# ENTRIES start

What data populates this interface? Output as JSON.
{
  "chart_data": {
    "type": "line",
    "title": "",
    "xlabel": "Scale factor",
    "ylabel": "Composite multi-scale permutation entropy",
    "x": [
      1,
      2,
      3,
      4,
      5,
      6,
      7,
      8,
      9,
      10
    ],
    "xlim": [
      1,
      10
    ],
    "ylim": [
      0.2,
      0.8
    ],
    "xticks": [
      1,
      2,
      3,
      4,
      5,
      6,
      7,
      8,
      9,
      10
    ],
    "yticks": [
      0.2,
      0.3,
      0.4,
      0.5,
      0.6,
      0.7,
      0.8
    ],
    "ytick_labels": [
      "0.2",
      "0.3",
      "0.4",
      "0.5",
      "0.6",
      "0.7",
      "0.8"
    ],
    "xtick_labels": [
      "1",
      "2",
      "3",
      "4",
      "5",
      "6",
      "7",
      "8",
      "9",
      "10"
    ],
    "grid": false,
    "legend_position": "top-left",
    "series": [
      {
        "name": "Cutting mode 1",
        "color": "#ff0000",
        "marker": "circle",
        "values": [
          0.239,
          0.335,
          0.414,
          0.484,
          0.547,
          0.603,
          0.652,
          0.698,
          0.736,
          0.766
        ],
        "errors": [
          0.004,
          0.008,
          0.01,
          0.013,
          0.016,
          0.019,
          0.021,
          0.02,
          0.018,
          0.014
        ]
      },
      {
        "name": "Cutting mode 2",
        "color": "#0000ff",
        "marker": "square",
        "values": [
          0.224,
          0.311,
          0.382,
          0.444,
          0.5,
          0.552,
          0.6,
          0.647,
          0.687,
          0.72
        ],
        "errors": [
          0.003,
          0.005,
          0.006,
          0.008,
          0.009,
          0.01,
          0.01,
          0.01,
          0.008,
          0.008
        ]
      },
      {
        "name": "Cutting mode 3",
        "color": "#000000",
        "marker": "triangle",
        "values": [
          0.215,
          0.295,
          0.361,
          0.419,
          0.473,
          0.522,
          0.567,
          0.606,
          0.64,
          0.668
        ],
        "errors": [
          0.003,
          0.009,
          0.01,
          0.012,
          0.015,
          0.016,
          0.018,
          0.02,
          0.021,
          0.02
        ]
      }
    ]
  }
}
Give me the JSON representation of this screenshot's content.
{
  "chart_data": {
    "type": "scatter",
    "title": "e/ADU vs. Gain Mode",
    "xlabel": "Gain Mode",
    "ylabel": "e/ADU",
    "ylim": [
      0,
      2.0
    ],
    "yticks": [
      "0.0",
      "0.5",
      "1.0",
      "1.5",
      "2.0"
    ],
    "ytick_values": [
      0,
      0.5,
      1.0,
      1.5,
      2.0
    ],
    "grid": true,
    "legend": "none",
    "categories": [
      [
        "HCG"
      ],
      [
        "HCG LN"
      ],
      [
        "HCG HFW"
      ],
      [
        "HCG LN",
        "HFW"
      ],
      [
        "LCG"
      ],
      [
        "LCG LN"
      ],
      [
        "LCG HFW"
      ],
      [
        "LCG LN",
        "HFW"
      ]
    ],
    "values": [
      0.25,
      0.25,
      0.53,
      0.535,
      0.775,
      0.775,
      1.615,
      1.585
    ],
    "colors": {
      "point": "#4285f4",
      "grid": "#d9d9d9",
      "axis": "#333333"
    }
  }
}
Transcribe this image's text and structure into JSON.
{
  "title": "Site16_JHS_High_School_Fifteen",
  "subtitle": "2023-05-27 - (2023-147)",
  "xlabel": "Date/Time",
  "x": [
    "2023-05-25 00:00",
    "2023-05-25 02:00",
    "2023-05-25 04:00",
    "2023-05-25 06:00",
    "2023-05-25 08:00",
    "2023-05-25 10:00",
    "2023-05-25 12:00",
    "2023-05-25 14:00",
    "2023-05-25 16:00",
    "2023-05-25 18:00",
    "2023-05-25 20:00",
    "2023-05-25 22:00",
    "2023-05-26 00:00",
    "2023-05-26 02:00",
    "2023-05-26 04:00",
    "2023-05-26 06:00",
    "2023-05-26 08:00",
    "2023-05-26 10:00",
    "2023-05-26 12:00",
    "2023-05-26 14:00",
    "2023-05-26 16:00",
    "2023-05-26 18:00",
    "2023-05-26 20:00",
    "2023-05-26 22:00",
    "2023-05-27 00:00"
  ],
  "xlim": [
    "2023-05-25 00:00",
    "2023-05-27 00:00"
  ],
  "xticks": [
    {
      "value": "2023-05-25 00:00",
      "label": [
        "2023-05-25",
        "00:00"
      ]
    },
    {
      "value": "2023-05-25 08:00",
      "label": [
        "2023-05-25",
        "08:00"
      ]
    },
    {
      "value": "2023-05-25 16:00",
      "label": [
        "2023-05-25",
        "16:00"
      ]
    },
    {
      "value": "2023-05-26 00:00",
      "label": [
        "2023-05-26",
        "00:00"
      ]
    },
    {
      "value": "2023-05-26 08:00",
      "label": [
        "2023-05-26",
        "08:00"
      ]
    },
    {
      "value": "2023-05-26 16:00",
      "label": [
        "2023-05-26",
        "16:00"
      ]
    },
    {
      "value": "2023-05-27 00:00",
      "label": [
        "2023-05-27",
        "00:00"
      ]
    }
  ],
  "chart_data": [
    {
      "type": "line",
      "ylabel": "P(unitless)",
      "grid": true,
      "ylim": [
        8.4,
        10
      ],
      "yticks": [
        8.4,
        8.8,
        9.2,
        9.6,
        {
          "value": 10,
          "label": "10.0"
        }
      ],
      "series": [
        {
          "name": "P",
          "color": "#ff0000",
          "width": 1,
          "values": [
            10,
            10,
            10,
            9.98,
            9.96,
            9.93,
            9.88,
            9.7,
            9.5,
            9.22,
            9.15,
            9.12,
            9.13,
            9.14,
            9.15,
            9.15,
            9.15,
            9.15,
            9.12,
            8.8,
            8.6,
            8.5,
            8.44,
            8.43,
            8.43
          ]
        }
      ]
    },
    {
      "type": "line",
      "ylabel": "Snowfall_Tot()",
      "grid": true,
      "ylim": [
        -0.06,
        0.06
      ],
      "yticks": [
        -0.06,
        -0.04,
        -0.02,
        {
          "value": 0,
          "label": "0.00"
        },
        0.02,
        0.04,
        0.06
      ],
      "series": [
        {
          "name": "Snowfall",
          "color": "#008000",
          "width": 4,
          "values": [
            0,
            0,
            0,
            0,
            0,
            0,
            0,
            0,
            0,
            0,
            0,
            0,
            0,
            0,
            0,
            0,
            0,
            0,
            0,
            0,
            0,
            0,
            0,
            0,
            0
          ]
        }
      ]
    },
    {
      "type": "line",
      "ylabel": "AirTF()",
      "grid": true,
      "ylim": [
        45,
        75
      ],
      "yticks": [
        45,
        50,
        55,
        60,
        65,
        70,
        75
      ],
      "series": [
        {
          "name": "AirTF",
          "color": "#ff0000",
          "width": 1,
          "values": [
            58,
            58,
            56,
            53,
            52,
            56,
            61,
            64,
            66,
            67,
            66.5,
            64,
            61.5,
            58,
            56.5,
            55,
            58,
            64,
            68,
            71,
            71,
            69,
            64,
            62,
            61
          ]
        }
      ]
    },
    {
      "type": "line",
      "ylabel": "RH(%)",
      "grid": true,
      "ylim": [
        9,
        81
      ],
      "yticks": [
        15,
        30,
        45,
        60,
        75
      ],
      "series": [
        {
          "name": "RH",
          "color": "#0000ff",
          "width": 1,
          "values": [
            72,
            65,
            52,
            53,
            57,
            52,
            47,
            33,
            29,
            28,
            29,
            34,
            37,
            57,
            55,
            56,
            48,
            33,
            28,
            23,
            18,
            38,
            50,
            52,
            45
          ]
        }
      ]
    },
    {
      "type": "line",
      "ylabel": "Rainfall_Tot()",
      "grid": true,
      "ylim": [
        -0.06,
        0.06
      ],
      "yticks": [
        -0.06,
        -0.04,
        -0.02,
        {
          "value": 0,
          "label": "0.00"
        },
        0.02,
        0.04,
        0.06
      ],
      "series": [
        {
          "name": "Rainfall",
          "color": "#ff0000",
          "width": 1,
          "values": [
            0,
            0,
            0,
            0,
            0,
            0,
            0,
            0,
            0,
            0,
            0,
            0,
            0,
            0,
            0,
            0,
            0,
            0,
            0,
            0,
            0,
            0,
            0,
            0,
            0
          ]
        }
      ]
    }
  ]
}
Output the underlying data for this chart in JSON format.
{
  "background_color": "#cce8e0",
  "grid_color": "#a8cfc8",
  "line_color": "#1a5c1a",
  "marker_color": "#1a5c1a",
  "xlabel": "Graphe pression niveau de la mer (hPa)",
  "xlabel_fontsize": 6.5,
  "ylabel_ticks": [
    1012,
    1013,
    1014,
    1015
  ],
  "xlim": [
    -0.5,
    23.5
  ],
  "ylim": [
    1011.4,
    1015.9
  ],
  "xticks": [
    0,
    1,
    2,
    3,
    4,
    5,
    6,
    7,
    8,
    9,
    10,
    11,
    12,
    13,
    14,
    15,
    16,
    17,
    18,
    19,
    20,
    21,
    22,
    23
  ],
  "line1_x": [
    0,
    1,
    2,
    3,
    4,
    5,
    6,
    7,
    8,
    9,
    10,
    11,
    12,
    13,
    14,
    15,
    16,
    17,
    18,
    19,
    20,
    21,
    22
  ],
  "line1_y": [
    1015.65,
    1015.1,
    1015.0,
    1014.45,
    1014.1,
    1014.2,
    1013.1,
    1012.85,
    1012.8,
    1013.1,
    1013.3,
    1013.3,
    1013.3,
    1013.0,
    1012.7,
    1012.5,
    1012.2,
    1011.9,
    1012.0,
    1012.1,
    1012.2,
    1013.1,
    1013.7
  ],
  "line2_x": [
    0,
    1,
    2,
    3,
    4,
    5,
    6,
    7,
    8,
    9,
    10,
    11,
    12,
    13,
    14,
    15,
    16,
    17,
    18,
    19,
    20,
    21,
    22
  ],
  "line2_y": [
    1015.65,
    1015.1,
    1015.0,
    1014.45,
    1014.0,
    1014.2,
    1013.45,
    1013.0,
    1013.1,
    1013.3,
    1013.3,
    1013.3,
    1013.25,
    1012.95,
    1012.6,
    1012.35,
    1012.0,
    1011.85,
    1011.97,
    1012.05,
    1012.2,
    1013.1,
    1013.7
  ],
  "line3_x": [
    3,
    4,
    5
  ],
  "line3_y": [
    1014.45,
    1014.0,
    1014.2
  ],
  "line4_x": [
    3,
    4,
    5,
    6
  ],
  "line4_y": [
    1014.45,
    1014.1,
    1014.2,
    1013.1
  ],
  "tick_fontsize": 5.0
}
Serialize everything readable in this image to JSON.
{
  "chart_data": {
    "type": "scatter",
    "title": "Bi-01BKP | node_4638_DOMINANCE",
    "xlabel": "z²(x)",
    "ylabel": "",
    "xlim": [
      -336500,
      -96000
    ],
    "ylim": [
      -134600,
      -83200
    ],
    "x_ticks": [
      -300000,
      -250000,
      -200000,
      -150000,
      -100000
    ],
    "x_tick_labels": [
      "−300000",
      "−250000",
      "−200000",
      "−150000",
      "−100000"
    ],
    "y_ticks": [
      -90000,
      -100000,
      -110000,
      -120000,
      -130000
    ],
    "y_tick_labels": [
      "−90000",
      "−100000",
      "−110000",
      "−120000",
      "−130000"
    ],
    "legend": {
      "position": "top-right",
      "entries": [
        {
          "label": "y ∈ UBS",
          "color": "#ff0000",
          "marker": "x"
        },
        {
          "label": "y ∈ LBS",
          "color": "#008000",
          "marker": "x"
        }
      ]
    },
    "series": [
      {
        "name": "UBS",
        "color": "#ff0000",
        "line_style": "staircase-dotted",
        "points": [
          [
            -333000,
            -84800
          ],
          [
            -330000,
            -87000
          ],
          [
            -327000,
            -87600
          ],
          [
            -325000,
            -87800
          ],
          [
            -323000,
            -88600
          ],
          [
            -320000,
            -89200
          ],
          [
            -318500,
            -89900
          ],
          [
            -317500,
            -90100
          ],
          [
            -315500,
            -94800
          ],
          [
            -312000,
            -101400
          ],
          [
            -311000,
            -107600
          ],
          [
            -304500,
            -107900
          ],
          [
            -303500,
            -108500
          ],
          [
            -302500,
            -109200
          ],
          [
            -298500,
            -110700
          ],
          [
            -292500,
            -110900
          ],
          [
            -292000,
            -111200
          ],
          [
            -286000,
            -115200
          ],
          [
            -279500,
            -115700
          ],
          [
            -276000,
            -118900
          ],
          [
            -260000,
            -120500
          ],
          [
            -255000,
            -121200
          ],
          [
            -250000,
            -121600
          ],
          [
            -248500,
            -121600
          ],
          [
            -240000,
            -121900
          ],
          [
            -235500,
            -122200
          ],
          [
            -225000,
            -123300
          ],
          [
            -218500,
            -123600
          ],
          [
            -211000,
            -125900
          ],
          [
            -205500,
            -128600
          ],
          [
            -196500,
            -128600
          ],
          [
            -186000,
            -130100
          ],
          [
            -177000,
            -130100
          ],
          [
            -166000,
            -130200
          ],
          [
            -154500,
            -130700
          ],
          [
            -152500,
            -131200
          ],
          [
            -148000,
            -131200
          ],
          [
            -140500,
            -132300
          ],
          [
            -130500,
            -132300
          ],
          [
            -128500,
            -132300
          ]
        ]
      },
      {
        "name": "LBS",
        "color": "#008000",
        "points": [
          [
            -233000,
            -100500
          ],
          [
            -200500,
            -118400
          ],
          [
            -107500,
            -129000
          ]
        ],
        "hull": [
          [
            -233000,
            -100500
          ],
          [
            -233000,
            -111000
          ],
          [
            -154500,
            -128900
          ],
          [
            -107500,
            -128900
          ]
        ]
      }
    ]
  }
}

# ENTRIES end

◆ WRITTEN TASK
Copy each line of the entries that includes the word "image".

◆ ANSWER TO THE EXERCISE
Transcribe this image's text and structure into JSON.
Serialize everything readable in this image to JSON.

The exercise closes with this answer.